◆ Exercise:
Go through the lines below. Copy those with "each".
* start Data rows *
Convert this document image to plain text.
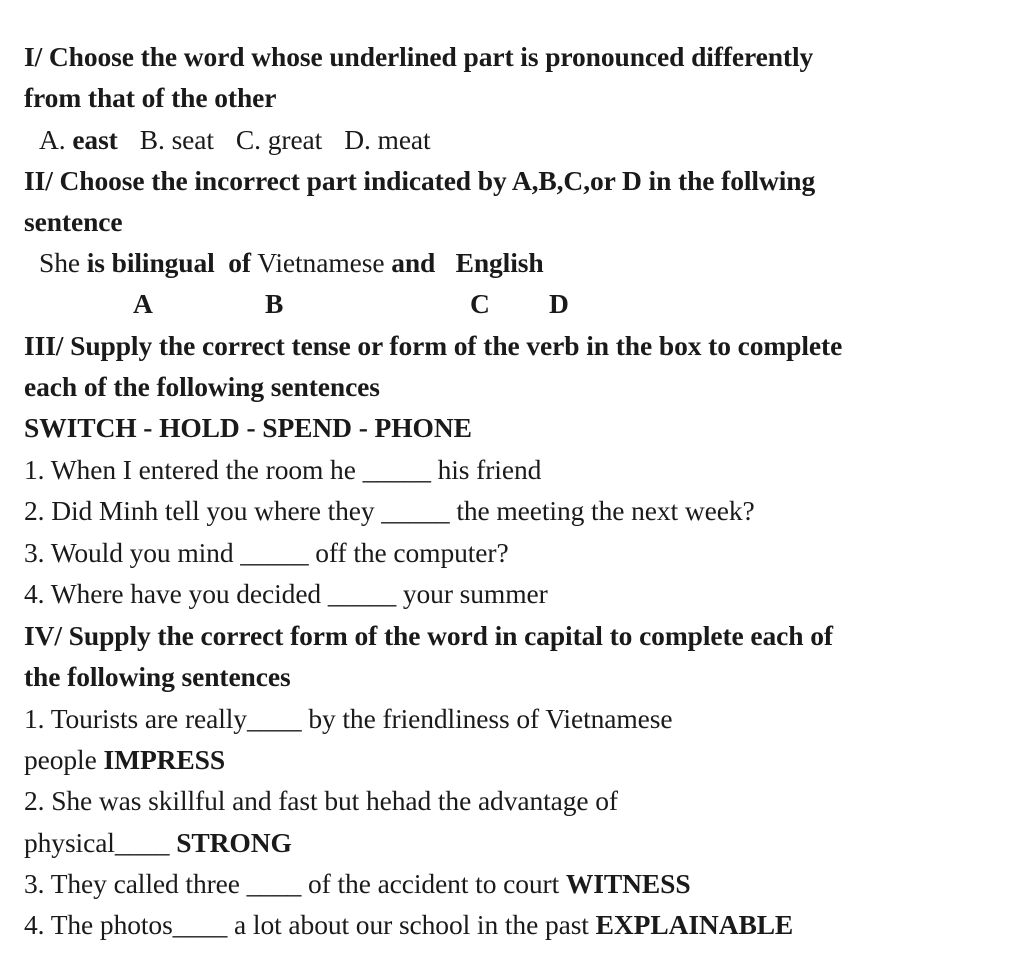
I/ Choose the word whose underlined part is pronounced differently
from that of the other
A. east B. seat C. great D. meat
II/ Choose the incorrect part indicated by A,B,C,or D in the follwing
sentence
She is bilingual of Vietnamese and English
A	B	C D
III/ Supply the correct tense or form of the verb in the box to complete
each of the following sentences
SWITCH - HOLD - SPEND - PHONE
1. When I entered the room he _____ his friend
2. Did Minh tell you where they _____ the meeting the next week?
3. Would you mind _____ off the computer?
4. Where have you decided _____ your summer
IV/ Supply the correct form of the word in capital to complete each of
the following sentences
1. Tourists are really____ by the friendliness of Vietnamese
people IMPRESS
2. She was skillful and fast but hehad the advantage of
physical____ STRONG
3. They called three ____ of the accident to court WITNESS
4. The photos____ a lot about our school in the past EXPLAINABLE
* end Data rows *
◆ Expected output:
each of the following sentences
IV/ Supply the correct form of the word in capital to complete each of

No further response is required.